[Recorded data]
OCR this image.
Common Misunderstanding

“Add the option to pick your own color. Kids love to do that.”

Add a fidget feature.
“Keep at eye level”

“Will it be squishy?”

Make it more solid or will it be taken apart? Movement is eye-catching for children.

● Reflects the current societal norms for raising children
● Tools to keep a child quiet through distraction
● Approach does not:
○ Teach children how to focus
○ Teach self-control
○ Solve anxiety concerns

* * *

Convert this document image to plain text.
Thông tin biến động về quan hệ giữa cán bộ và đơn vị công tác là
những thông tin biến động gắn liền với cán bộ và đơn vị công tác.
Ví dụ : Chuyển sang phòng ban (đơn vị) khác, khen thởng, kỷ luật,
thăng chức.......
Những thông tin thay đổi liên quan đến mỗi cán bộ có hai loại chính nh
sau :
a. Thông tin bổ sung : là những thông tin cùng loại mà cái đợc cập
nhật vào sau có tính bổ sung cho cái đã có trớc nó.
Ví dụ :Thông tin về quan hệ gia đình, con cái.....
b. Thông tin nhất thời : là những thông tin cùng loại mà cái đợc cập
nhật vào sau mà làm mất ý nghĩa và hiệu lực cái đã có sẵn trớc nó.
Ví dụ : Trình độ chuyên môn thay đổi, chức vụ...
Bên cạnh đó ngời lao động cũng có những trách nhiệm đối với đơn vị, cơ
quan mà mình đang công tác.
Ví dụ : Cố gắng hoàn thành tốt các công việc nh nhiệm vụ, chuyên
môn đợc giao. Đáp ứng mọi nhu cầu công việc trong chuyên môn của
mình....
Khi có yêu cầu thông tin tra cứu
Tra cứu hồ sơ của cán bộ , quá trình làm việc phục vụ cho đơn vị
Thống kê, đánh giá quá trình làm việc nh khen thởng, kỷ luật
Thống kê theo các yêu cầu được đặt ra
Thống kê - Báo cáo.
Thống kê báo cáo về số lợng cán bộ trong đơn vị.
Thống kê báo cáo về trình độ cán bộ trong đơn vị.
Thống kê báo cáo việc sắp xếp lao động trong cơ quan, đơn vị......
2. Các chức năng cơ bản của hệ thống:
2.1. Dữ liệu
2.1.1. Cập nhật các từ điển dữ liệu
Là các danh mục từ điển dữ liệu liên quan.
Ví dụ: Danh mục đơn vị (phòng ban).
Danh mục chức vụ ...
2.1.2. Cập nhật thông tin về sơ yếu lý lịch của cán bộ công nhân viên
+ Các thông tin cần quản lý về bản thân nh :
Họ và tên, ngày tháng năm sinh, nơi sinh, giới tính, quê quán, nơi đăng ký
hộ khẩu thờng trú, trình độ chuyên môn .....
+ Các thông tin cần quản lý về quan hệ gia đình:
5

...

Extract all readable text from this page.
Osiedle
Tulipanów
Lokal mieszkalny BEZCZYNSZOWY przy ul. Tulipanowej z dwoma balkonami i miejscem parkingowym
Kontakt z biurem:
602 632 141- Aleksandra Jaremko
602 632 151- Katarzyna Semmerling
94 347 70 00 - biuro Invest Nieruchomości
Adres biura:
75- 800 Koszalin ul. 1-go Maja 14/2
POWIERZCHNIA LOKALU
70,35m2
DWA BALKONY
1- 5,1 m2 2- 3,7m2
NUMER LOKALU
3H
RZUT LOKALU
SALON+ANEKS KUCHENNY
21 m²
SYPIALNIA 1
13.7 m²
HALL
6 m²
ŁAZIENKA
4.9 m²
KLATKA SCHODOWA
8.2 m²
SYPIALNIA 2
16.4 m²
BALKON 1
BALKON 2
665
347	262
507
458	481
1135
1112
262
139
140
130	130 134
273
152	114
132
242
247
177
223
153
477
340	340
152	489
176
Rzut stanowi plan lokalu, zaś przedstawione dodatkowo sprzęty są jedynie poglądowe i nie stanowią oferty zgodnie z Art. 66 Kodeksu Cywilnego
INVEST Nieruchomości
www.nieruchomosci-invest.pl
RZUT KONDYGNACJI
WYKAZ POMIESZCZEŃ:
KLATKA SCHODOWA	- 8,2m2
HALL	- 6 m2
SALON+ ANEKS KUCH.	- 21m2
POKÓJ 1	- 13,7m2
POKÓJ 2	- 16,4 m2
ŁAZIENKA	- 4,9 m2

• GIVEN TASK: Only lines with "text" are wanted here; list each of them.

• EXERCISE ANSWER:
Convert this document image to plain text.
Extract all readable text from this page.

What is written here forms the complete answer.